> _REQUIREMENTS_: Copy each line in which the string "this" occurs.

(Data records)
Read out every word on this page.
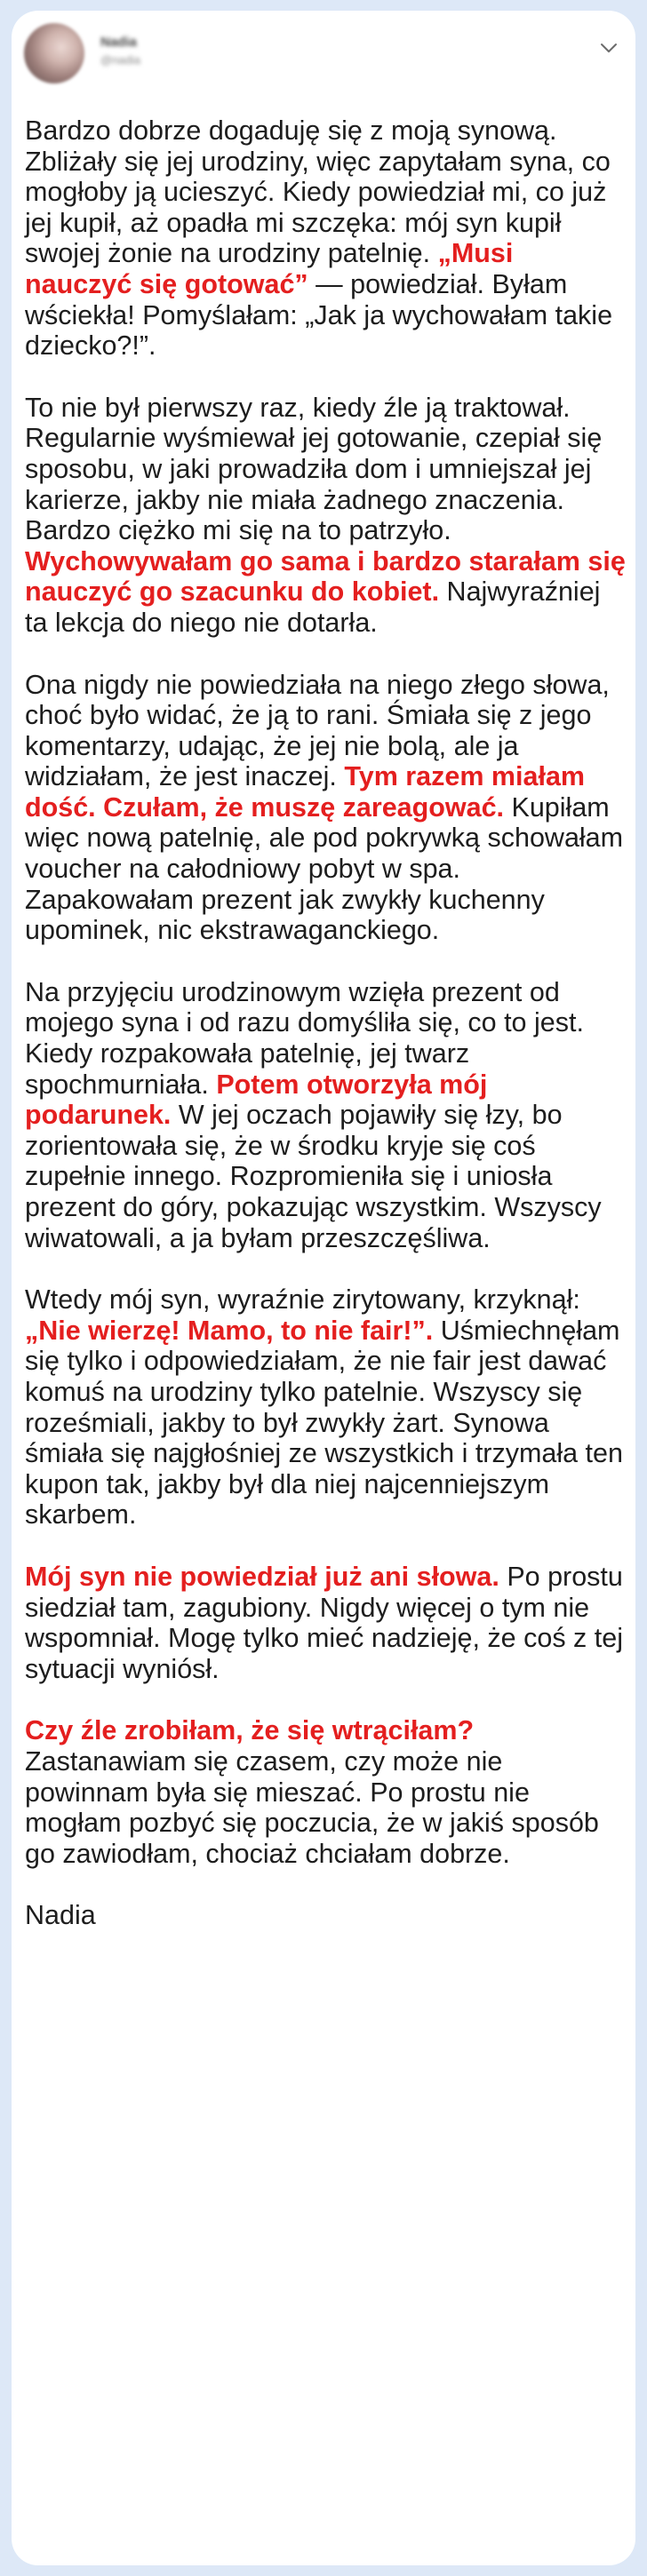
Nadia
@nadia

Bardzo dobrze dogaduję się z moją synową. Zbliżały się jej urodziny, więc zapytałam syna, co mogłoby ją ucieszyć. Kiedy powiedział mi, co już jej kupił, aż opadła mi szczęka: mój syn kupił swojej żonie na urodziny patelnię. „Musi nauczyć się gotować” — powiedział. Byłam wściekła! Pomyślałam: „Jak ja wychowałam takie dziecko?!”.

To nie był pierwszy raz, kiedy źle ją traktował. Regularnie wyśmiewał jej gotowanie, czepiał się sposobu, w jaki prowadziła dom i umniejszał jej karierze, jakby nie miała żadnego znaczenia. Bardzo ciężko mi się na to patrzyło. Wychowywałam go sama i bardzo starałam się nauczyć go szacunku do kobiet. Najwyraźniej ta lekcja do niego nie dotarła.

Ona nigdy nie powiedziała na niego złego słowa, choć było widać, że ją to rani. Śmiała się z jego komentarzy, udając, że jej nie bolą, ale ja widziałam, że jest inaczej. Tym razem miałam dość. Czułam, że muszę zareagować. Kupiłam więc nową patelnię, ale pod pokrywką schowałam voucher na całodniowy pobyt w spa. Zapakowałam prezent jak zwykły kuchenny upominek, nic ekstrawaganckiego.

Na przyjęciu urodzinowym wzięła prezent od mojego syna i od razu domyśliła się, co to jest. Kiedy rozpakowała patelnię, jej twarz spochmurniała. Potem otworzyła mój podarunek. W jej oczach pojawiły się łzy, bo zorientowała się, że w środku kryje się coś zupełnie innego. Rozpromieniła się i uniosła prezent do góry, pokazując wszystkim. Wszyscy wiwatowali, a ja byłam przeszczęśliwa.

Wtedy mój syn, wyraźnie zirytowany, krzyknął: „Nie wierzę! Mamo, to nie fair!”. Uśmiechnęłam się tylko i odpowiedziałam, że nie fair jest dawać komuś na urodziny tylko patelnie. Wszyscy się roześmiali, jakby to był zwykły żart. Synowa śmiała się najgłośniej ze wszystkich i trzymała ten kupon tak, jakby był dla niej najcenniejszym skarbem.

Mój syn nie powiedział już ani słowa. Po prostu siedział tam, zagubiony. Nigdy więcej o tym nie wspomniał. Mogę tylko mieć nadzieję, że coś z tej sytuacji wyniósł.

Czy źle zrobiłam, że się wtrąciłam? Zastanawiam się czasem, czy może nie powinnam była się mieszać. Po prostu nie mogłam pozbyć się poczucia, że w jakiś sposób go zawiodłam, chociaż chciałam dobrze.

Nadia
...
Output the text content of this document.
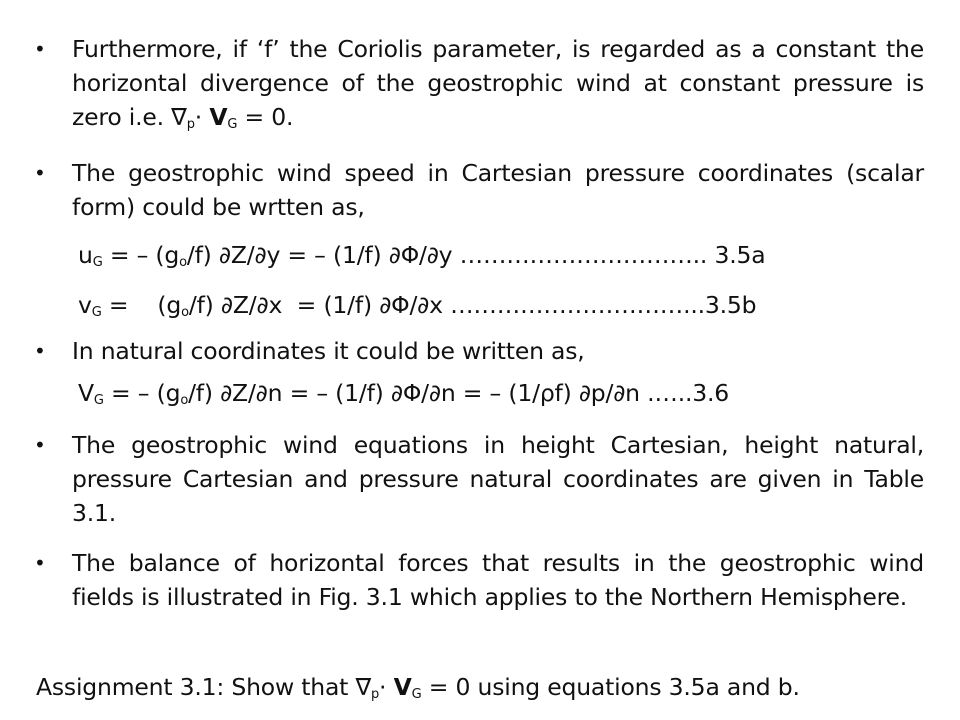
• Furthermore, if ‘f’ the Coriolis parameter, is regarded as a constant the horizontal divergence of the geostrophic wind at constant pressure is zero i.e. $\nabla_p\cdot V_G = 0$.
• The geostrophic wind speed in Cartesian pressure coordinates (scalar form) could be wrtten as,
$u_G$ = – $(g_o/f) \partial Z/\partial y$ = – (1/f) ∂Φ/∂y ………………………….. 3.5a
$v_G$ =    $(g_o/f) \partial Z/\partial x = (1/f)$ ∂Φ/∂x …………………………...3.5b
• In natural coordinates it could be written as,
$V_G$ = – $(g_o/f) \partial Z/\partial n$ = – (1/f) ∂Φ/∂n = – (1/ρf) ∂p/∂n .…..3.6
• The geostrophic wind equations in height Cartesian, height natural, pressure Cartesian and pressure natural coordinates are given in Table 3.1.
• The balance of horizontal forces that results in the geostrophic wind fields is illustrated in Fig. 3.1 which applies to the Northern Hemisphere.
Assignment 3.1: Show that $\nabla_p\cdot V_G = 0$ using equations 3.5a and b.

> _RESPONSE TO THE EXERCISE_:
Read out every word on this page.
Output the text content of this document.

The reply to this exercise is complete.